Exercise aim: In the material below, the lines containing the word "JSON" are required; copy each of them.

[Stored items]
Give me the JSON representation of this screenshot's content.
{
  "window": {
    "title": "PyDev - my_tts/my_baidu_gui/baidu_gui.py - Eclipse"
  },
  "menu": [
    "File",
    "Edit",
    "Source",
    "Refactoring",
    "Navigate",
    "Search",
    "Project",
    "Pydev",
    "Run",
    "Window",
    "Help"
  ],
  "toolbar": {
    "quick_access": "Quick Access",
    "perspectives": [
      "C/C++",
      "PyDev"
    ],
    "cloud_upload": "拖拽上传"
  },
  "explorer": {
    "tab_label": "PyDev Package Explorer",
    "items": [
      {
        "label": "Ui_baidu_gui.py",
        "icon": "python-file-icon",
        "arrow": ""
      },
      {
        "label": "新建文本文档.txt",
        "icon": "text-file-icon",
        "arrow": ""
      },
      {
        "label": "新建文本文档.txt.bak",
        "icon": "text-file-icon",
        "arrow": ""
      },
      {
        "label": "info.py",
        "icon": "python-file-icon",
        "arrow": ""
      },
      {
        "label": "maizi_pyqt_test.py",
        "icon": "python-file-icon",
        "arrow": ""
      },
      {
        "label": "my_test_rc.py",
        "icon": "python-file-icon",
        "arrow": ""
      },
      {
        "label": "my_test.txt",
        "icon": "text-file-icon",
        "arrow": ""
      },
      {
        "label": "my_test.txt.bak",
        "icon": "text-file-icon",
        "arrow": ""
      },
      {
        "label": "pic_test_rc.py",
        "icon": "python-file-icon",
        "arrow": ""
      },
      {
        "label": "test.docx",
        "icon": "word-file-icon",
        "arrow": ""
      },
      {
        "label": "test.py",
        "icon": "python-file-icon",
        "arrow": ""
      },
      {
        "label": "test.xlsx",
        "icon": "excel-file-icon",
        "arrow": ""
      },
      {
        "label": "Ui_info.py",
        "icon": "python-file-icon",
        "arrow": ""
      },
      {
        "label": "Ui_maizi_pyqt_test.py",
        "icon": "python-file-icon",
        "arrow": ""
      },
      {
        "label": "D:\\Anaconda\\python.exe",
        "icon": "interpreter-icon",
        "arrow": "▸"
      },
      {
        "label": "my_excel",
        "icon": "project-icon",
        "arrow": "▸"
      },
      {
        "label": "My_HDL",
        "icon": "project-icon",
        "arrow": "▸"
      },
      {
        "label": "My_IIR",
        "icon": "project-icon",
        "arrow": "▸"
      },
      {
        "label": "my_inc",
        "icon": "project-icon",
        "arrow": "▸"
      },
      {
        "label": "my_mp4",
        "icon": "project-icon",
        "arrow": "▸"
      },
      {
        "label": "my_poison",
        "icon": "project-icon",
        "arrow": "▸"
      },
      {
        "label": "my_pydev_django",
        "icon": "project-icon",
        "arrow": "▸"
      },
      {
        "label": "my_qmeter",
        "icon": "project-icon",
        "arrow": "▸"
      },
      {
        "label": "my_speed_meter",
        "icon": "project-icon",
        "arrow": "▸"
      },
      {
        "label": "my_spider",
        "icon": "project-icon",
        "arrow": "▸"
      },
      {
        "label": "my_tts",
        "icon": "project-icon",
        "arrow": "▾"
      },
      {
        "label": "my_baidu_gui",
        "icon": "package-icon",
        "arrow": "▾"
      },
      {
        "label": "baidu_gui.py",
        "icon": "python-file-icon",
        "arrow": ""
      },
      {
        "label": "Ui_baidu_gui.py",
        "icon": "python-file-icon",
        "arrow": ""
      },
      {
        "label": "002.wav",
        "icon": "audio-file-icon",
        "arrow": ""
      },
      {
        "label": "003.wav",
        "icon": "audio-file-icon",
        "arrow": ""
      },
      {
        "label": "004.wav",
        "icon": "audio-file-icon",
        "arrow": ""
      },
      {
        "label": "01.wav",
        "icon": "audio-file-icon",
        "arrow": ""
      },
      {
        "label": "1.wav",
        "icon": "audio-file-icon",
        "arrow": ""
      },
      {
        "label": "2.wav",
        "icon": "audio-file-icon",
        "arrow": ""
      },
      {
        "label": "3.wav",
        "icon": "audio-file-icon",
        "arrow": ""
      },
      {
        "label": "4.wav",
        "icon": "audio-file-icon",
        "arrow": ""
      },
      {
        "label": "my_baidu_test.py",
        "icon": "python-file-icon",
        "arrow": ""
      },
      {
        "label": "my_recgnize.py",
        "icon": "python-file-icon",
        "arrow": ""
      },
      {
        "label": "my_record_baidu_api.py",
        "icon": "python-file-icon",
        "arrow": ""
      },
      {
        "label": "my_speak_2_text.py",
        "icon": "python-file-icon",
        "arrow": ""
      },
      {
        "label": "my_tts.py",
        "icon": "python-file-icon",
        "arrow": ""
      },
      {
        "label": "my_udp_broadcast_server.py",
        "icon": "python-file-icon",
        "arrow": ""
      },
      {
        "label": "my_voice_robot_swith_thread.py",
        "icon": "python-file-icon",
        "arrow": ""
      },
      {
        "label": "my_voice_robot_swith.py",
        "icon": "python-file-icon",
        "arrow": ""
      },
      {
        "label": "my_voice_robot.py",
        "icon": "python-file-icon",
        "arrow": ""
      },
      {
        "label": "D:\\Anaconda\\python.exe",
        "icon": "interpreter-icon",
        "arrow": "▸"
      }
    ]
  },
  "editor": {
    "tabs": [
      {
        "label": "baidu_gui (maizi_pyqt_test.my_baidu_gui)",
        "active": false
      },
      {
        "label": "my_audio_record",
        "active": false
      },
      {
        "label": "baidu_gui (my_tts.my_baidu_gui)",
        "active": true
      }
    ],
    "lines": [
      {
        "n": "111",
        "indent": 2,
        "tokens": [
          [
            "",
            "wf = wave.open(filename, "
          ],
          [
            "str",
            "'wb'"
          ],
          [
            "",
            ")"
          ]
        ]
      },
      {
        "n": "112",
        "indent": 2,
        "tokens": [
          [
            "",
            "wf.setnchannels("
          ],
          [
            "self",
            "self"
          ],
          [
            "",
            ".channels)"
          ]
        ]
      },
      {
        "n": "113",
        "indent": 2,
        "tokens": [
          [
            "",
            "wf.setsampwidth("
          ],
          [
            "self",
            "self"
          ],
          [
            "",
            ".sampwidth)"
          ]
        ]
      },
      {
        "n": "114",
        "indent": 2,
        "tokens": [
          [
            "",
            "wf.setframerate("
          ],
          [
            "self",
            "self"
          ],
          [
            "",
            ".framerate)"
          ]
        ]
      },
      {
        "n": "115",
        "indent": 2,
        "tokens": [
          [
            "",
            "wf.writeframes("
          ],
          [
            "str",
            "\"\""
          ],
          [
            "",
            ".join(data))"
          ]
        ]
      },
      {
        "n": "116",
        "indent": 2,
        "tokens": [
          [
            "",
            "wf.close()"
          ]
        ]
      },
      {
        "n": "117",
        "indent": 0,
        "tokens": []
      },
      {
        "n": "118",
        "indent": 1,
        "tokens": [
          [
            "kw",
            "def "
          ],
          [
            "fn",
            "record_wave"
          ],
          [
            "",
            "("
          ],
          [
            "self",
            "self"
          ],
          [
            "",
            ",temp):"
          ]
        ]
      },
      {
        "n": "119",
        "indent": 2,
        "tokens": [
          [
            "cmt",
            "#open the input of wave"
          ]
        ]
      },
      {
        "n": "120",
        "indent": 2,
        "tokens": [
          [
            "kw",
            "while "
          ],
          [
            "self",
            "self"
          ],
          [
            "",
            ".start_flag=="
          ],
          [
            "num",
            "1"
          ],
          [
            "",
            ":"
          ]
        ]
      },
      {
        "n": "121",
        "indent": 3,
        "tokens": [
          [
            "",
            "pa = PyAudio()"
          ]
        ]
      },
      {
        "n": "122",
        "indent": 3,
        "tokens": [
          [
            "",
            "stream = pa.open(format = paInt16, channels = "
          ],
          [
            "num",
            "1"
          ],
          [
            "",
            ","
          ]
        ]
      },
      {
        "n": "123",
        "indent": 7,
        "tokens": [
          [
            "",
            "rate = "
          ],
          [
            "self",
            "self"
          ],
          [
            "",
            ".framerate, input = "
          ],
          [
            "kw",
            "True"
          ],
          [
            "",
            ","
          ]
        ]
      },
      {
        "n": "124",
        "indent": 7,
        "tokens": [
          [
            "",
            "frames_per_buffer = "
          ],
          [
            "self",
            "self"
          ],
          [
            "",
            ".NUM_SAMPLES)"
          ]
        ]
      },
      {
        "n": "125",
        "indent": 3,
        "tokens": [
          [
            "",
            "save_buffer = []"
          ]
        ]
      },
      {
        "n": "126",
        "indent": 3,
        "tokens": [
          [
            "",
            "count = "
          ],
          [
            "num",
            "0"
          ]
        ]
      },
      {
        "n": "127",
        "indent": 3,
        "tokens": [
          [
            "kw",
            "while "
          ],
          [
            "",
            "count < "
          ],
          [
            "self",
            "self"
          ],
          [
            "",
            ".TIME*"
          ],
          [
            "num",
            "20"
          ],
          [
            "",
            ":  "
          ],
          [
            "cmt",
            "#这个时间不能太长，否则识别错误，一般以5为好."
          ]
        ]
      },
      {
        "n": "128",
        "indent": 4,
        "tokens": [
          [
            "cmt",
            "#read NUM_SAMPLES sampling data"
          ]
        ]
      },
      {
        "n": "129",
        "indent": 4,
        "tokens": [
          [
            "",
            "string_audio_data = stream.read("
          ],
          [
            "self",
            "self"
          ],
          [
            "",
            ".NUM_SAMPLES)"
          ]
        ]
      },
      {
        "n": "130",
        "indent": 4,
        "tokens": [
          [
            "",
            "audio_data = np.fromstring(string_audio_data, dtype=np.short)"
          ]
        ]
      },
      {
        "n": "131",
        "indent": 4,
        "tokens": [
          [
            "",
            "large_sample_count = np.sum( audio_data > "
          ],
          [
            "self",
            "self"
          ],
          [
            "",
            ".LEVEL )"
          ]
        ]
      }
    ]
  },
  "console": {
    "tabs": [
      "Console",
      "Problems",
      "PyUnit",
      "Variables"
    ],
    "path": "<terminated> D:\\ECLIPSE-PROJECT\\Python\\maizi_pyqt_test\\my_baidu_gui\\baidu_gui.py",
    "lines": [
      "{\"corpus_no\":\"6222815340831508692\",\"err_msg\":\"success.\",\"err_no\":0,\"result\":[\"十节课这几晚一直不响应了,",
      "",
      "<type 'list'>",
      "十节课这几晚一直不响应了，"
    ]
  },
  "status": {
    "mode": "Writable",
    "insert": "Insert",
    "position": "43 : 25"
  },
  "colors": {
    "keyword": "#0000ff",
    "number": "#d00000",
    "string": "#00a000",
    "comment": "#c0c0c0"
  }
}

* * *

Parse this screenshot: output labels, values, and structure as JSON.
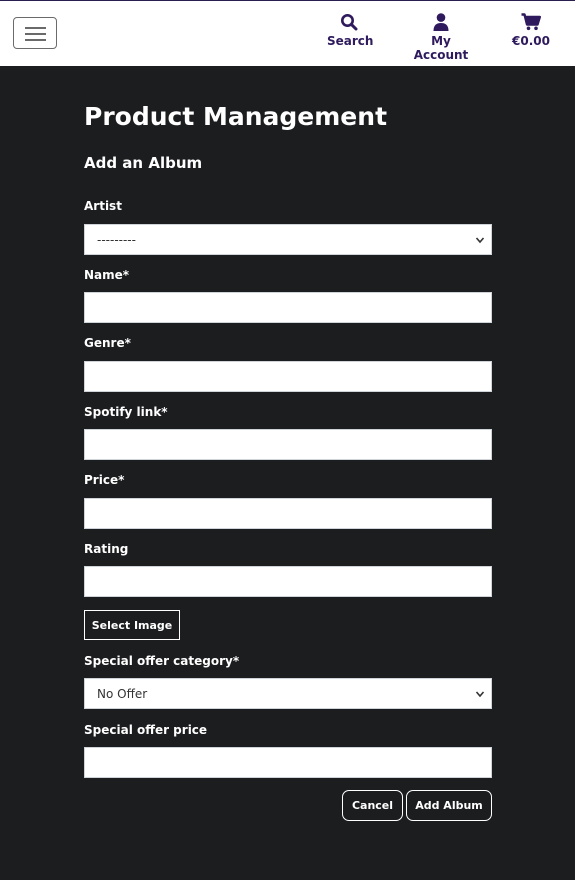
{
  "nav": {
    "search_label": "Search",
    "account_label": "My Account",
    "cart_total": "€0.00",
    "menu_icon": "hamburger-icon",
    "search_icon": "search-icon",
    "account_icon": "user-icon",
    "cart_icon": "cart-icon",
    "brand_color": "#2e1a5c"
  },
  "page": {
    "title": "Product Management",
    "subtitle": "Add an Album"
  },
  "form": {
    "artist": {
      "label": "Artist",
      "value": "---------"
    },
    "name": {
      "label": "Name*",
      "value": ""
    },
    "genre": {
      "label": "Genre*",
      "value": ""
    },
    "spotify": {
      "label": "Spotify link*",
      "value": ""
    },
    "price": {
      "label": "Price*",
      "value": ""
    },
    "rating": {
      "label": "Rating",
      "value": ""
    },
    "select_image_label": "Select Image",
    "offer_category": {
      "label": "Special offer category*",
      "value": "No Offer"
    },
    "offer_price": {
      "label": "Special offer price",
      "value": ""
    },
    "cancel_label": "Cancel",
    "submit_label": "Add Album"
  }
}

Finished exercise:
Give me the JSON representation of this screenshot's content.
Parse this screenshot: output labels, values, and structure as JSON.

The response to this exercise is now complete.